Instruction » Determine how many lines in the data below contain "Republics" and write only that number.

Given data »
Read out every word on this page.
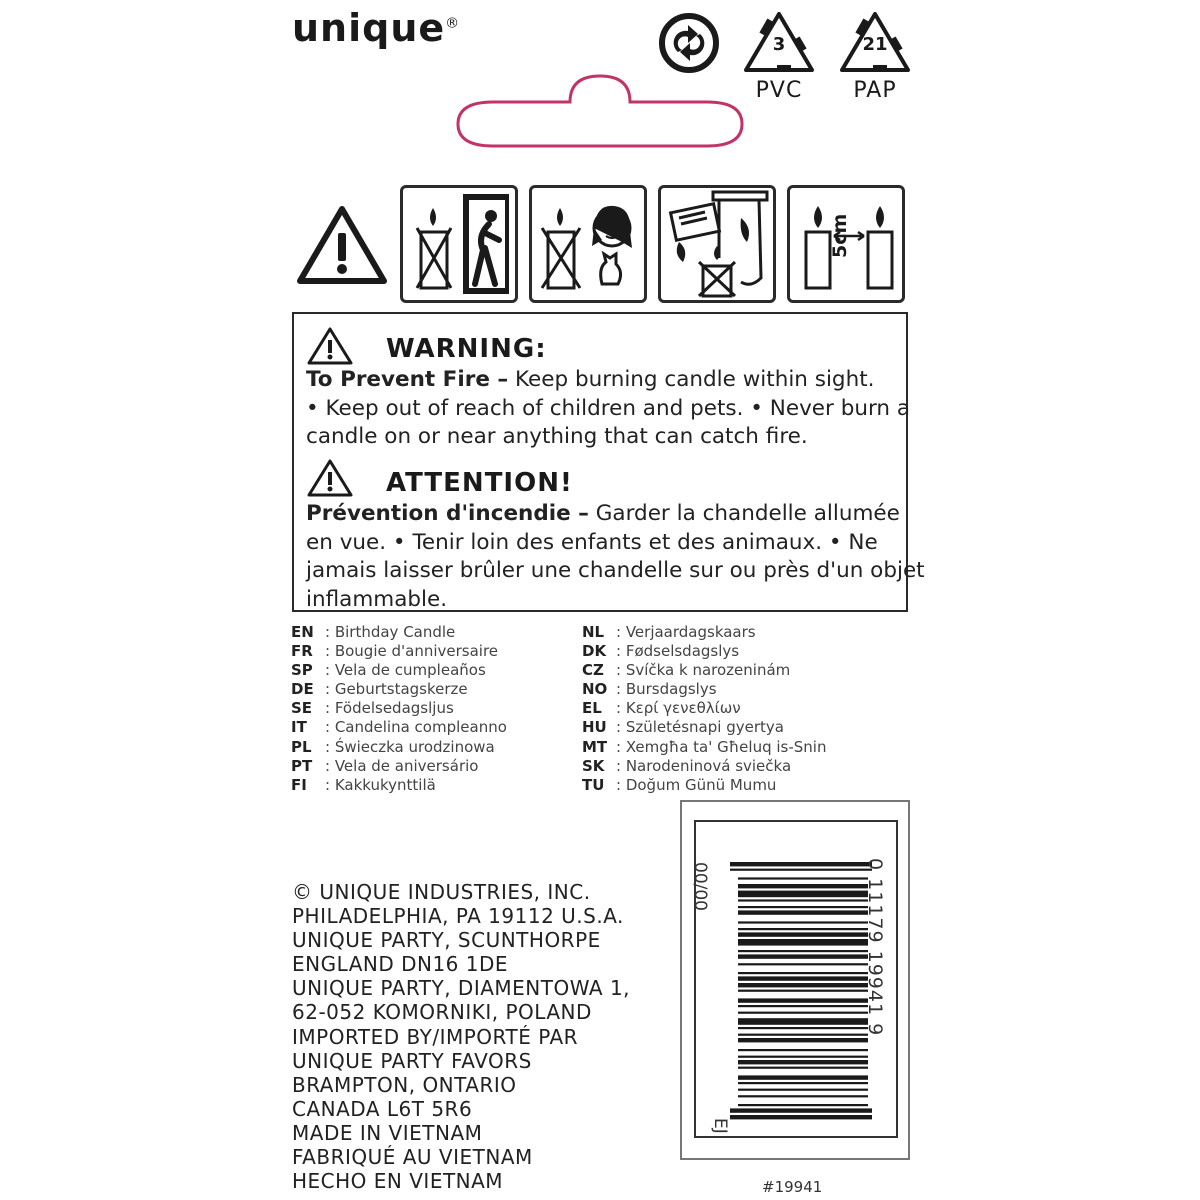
unique®
3
PVC
21
PAP
5cm
WARNING:
To Prevent Fire – Keep burning candle within sight.
• Keep out of reach of children and pets. • Never burn a
candle on or near anything that can catch fire.
ATTENTION!
Prévention d'incendie – Garder la chandelle allumée
en vue. • Tenir loin des enfants et des animaux. • Ne
jamais laisser brûler une chandelle sur ou près d'un objet
inflammable.
EN : Birthday Candle
FR : Bougie d'anniversaire
SP : Vela de cumpleaños
DE : Geburtstagskerze
SE : Födelsedagsljus
IT : Candelina compleanno
PL : Świeczka urodzinowa
PT : Vela de aniversário
FI : Kakkukynttilä
NL : Verjaardagskaars
DK : Fødselsdagslys
CZ : Svíčka k narozeninám
NO : Bursdagslys
EL : Κερί γενεθλίων
HU : Születésnapi gyertya
MT : Xemgħa ta' Għeluq is-Snin
SK : Narodeninová sviečka
TU : Doğum Günü Mumu
© UNIQUE INDUSTRIES, INC.
PHILADELPHIA, PA 19112 U.S.A.
UNIQUE PARTY, SCUNTHORPE
ENGLAND DN16 1DE
UNIQUE PARTY, DIAMENTOWA 1,
62-052 KOMORNIKI, POLAND
IMPORTED BY/IMPORTÉ PAR
UNIQUE PARTY FAVORS
BRAMPTON, ONTARIO
CANADA L6T 5R6
MADE IN VIETNAM
FABRIQUÉ AU VIETNAM
HECHO EN VIETNAM
00/00	0 11179 19941 9
EJ
#19941
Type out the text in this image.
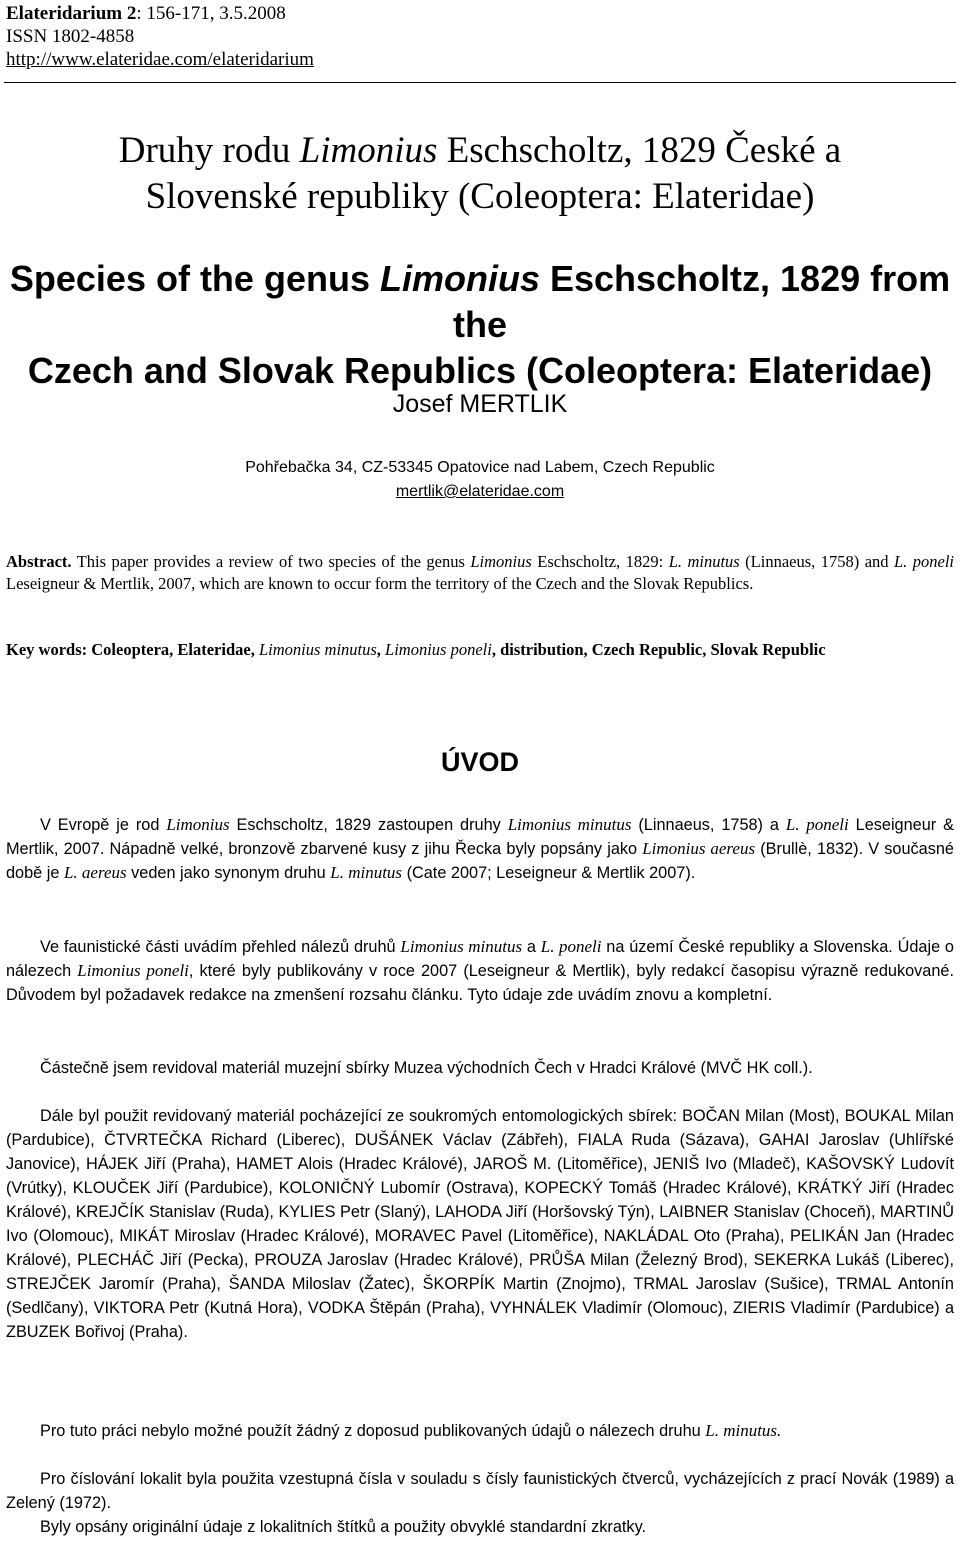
Elateridarium 2: 156-171, 3.5.2008
ISSN 1802-4858
http://www.elateridae.com/elateridarium
Druhy rodu Limonius Eschscholtz, 1829 České a
Slovenské republiky (Coleoptera: Elateridae)
Species of the genus Limonius Eschscholtz, 1829 from the
Czech and Slovak Republics (Coleoptera: Elateridae)
Josef MERTLIK
Pohřebačka 34, CZ-53345 Opatovice nad Labem, Czech Republic
mertlik@elateridae.com
Abstract. This paper provides a review of two species of the genus Limonius Eschscholtz, 1829: L. minutus (Linnaeus, 1758) and L. poneli Leseigneur & Mertlik, 2007, which are known to occur form the territory of the Czech and the Slovak Republics.
Key words: Coleoptera, Elateridae, Limonius minutus, Limonius poneli, distribution, Czech Republic, Slovak Republic
ÚVOD
V Evropě je rod Limonius Eschscholtz, 1829 zastoupen druhy Limonius minutus (Linnaeus, 1758) a L. poneli Leseigneur & Mertlik, 2007. Nápadně velké, bronzově zbarvené kusy z jihu Řecka byly popsány jako Limonius aereus (Brullè, 1832). V současné době je L. aereus veden jako synonym druhu L. minutus (Cate 2007; Leseigneur & Mertlik 2007).
Ve faunistické části uvádím přehled nálezů druhů Limonius minutus a L. poneli na území České republiky a Slovenska. Údaje o nálezech Limonius poneli, které byly publikovány v roce 2007 (Leseigneur & Mertlik), byly redakcí časopisu výrazně redukované. Důvodem byl požadavek redakce na zmenšení rozsahu článku. Tyto údaje zde uvádím znovu a kompletní.
Částečně jsem revidoval materiál muzejní sbírky Muzea východních Čech v Hradci Králové (MVČ HK coll.).
Dále byl použit revidovaný materiál pocházející ze soukromých entomologických sbírek: BOČAN Milan (Most), BOUKAL Milan (Pardubice), ČTVRTEČKA Richard (Liberec), DUŠÁNEK Václav (Zábřeh), FIALA Ruda (Sázava), GAHAI Jaroslav (Uhlířské Janovice), HÁJEK Jiří (Praha), HAMET Alois (Hradec Králové), JAROŠ M. (Litoměřice), JENIŠ Ivo (Mladeč), KAŠOVSKÝ Ludovít (Vrútky), KLOUČEK Jiří (Pardubice), KOLONIČNÝ Lubomír (Ostrava), KOPECKÝ Tomáš (Hradec Králové), KRÁTKÝ Jiří (Hradec Králové), KREJČÍK Stanislav (Ruda), KYLIES Petr (Slaný), LAHODA Jiří (Horšovský Týn), LAIBNER Stanislav (Choceň), MARTINŮ Ivo (Olomouc), MIKÁT Miroslav (Hradec Králové), MORAVEC Pavel (Litoměřice), NAKLÁDAL Oto (Praha), PELIKÁN Jan (Hradec Králové), PLECHÁČ Jiří (Pecka), PROUZA Jaroslav (Hradec Králové), PRŮŠA Milan (Železný Brod), SEKERKA Lukáš (Liberec), STREJČEK Jaromír (Praha), ŠANDA Miloslav (Žatec), ŠKORPÍK Martin (Znojmo), TRMAL Jaroslav (Sušice), TRMAL Antonín (Sedlčany), VIKTORA Petr (Kutná Hora), VODKA Štěpán (Praha), VYHNÁLEK Vladimír (Olomouc), ZIERIS Vladimír (Pardubice) a ZBUZEK Bořivoj (Praha).
Pro tuto práci nebylo možné použít žádný z doposud publikovaných údajů o nálezech druhu L. minutus.
Pro číslování lokalit byla použita vzestupná čísla v souladu s čísly faunistických čtverců, vycházejících z prací Novák (1989) a Zelený (1972).
Byly opsány originální údaje z lokalitních štítků a použity obvyklé standardní zkratky.
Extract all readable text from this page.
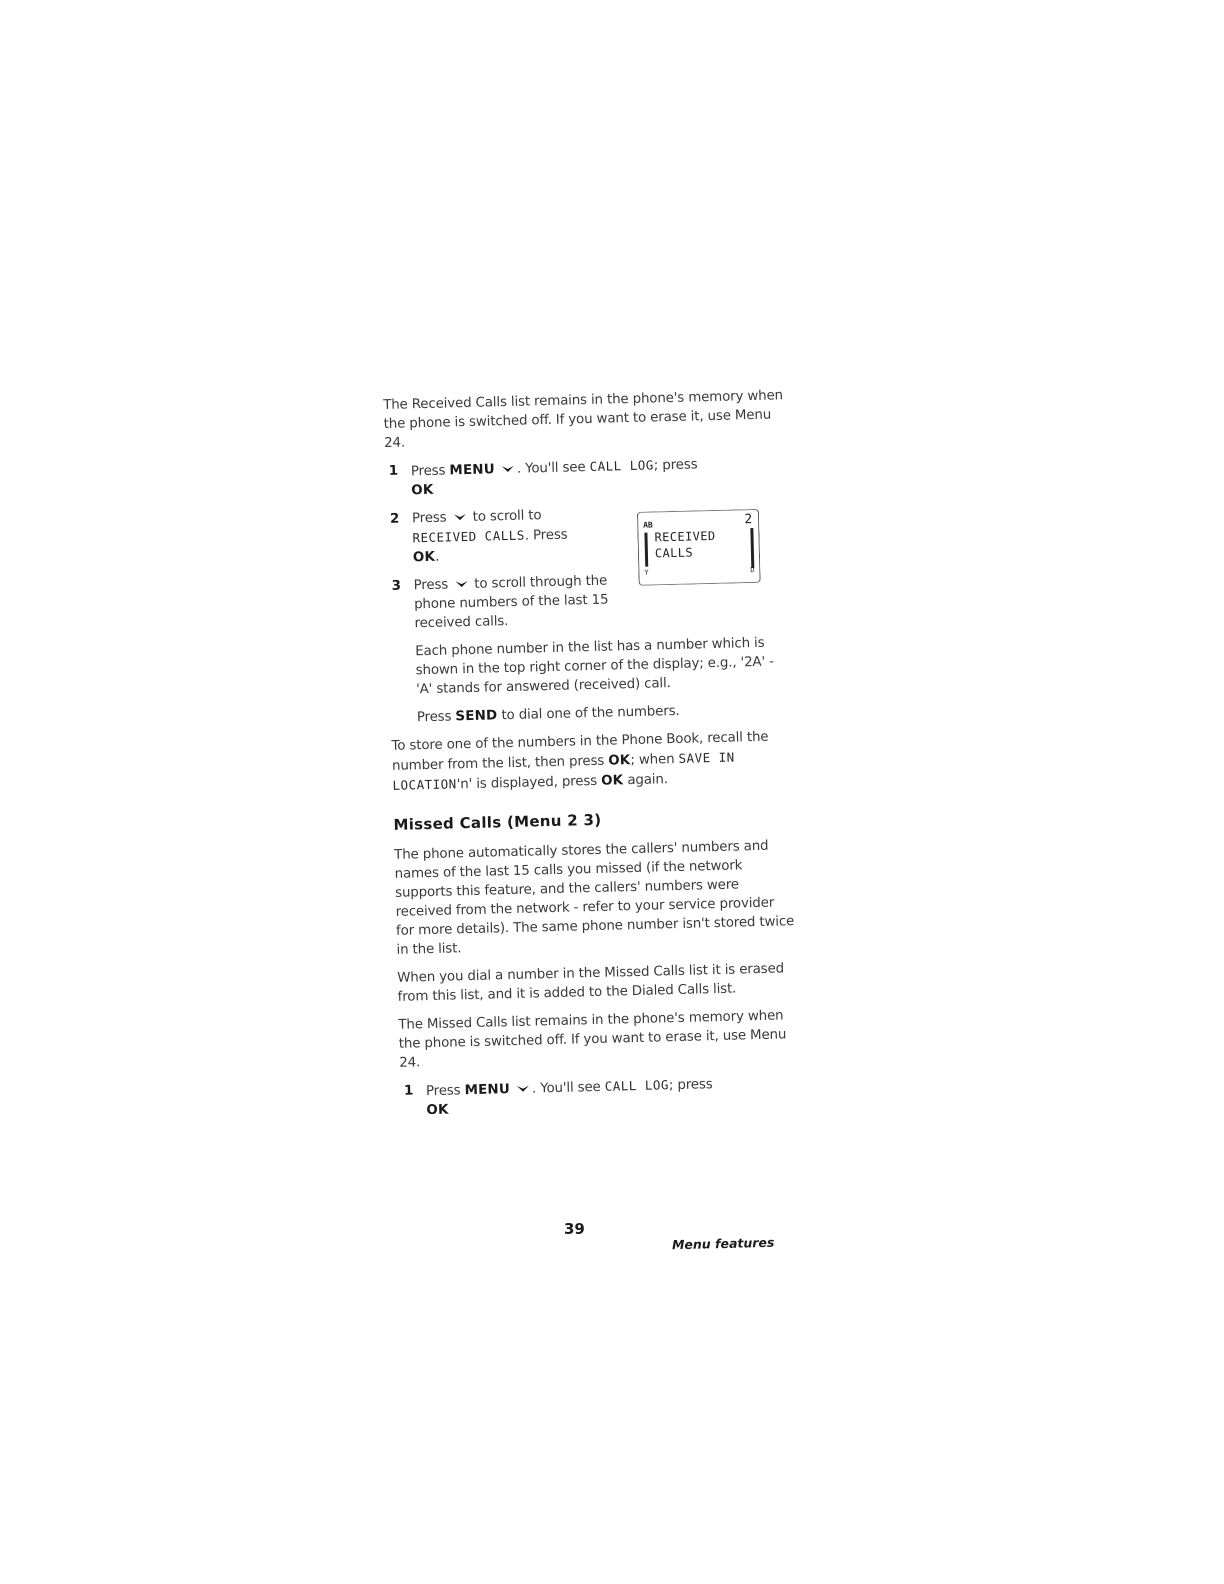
The Received Calls list remains in the phone's memory when the phone is switched off. If you want to erase it, use Menu 24.

1 Press MENU . You'll see CALL LOG; press
OK
2 Press
to scroll to
RECEIVED CALLS. Press
OK.
3 Press
to scroll through the phone numbers of the last 15 received calls.
AB	2
RECEIVED
CALLS
Y	D

Each phone number in the list has a number which is shown in the top right corner of the display; e.g., '2A' - 'A' stands for answered (received) call.

Press SEND to dial one of the numbers.

To store one of the numbers in the Phone Book, recall the number from the list, then press OK; when SAVE IN LOCATION'n' is displayed, press OK again.

Missed Calls (Menu 2 3)

The phone automatically stores the callers' numbers and names of the last 15 calls you missed (if the network supports this feature, and the callers' numbers were received from the network - refer to your service provider for more details). The same phone number isn't stored twice in the list.

When you dial a number in the Missed Calls list it is erased from this list, and it is added to the Dialed Calls list.

The Missed Calls list remains in the phone's memory when the phone is switched off. If you want to erase it, use Menu 24.

1 Press MENU . You'll see CALL LOG; press
OK
39
Menu features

Task response » 2